Saved entries:
++++

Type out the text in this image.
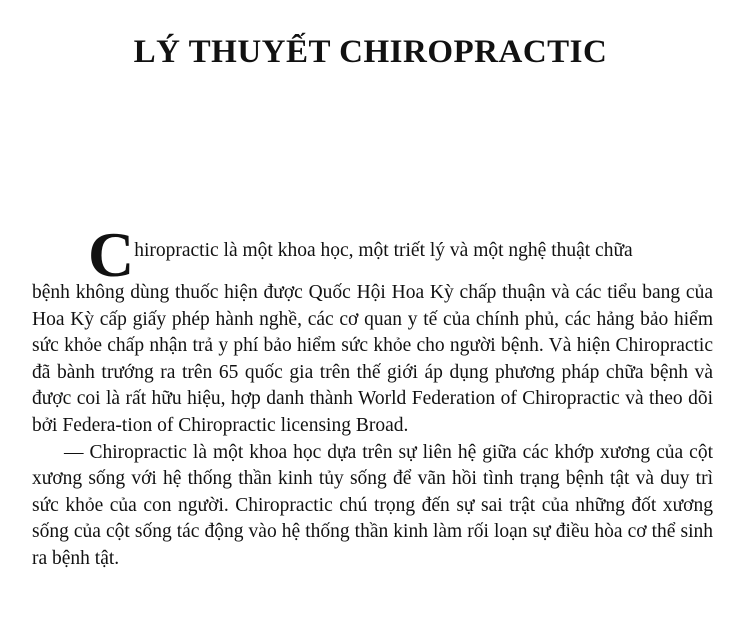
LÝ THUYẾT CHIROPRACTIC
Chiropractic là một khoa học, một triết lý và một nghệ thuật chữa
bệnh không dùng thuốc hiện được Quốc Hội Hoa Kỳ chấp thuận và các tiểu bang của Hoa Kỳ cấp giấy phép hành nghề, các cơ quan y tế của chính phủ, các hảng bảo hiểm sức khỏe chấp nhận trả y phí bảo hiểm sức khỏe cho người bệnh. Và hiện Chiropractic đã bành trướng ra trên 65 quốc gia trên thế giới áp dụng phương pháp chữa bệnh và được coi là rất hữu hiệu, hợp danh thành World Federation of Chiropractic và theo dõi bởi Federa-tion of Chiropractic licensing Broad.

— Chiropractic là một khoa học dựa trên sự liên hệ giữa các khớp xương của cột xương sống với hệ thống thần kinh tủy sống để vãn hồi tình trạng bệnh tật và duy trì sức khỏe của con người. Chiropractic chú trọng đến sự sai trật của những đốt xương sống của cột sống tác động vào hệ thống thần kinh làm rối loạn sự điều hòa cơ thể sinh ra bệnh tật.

++++

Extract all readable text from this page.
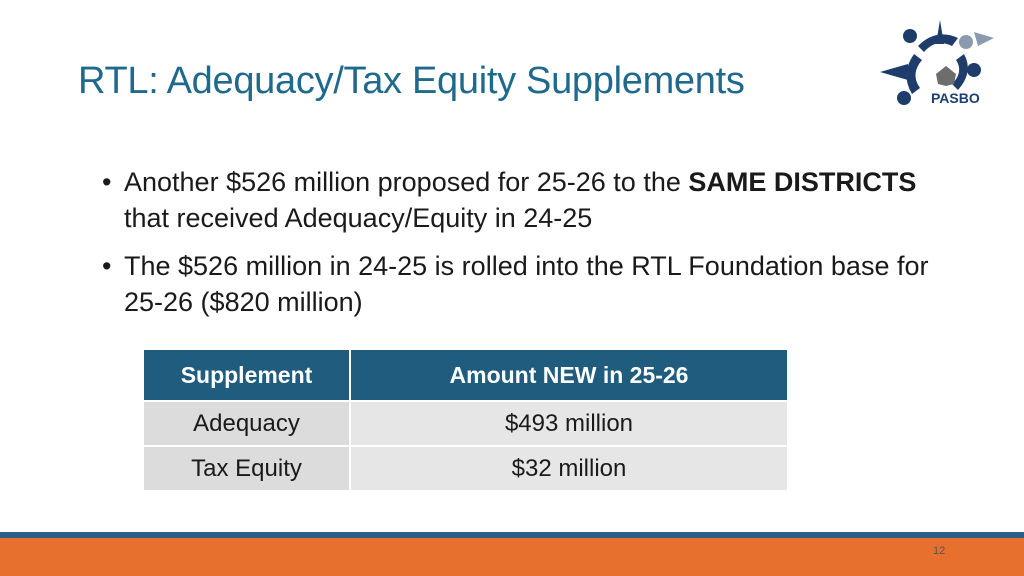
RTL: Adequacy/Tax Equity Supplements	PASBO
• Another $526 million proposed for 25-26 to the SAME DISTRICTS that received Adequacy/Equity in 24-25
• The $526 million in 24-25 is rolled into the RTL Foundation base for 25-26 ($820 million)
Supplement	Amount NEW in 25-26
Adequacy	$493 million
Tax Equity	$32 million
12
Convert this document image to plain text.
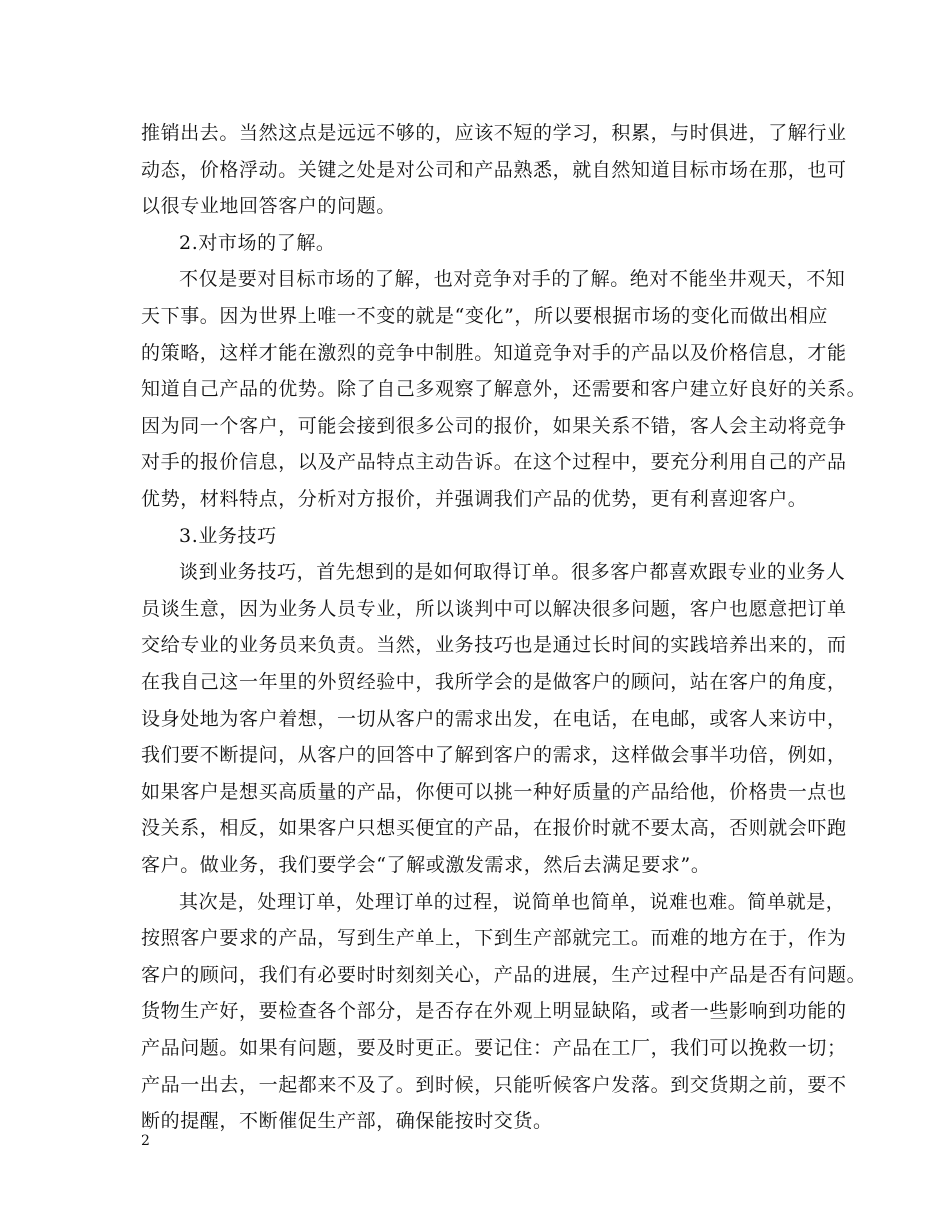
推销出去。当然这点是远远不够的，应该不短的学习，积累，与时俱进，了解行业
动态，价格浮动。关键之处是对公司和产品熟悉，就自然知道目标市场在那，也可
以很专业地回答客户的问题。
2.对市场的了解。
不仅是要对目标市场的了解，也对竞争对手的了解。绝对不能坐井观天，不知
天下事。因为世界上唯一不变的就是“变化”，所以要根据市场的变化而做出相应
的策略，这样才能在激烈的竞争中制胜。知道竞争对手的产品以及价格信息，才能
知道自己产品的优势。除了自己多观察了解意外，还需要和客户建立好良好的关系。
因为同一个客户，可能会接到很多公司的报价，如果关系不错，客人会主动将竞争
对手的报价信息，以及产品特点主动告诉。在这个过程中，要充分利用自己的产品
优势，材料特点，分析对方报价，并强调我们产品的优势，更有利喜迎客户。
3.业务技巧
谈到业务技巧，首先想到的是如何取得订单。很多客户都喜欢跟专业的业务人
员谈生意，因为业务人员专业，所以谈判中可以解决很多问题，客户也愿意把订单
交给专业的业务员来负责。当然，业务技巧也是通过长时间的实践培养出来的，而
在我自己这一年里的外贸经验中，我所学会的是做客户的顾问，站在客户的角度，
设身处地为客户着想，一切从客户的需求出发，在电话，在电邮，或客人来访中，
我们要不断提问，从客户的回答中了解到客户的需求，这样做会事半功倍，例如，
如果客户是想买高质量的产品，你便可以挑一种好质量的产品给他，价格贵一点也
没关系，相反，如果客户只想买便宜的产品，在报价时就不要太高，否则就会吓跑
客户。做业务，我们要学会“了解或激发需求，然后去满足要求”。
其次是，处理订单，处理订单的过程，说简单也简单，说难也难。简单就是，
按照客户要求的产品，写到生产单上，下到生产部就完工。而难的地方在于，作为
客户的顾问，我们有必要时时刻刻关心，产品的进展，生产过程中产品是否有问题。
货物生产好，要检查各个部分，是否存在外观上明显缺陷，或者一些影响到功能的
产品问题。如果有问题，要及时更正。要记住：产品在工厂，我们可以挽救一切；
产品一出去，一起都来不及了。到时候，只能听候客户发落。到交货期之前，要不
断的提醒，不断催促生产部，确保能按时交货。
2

++++

Go through the records above and copy every line with the word "Equity".

Exercise answer:
RTL: Adequacy/Tax Equity Supplements	PASBO
• Another $526 million proposed for 25-26 to the SAME DISTRICTS that received Adequacy/Equity in 24-25
Tax Equity	$32 million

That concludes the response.